[Stored data]
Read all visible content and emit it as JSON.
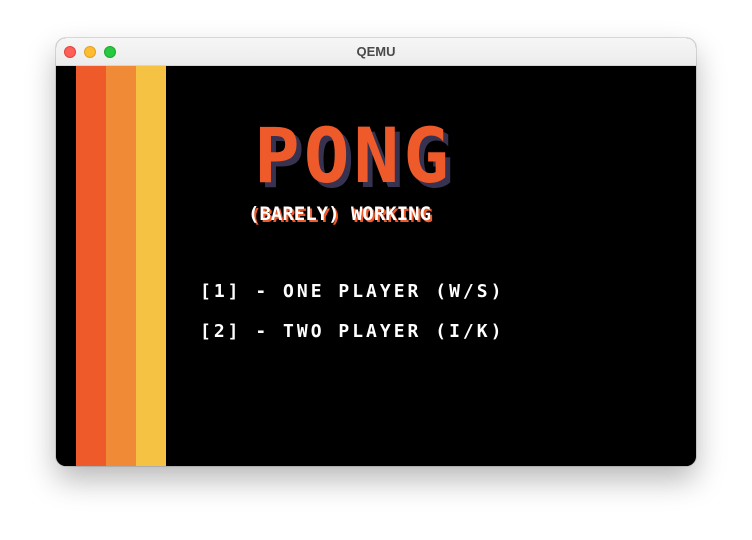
{
  "window": {
    "title": "QEMU"
  },
  "game": {
    "title": "PONG",
    "subtitle": "(BARELY) WORKING",
    "menu": [
      {
        "label": "[1] - ONE PLAYER (W/S)"
      },
      {
        "label": "[2] - TWO PLAYER (I/K)"
      }
    ]
  },
  "colors": {
    "stripe_red": "#ef5a2b",
    "stripe_orange": "#f08a36",
    "stripe_yellow": "#f6c244",
    "logo": "#ef5a2b",
    "logo_shadow": "#37324f",
    "background": "#000000",
    "menu_text": "#ffffff"
  }
}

**Exercise brief**
From the entries above, output every line exactly and omit any image.

**Worked answer**
Read all visible content and emit it as JSON.
{
  "window": {
    "title": "QEMU"
  },
  "game": {
    "title": "PONG",
    "subtitle": "(BARELY) WORKING",
    "menu": [
      {
        "label": "[1] - ONE PLAYER (W/S)"
      },
      {
        "label": "[2] - TWO PLAYER (I/K)"
      }
    ]
  },
  "colors": {
    "stripe_red": "#ef5a2b",
    "stripe_orange": "#f08a36",
    "stripe_yellow": "#f6c244",
    "logo": "#ef5a2b",
    "logo_shadow": "#37324f",
    "background": "#000000",
    "menu_text": "#ffffff"
  }
}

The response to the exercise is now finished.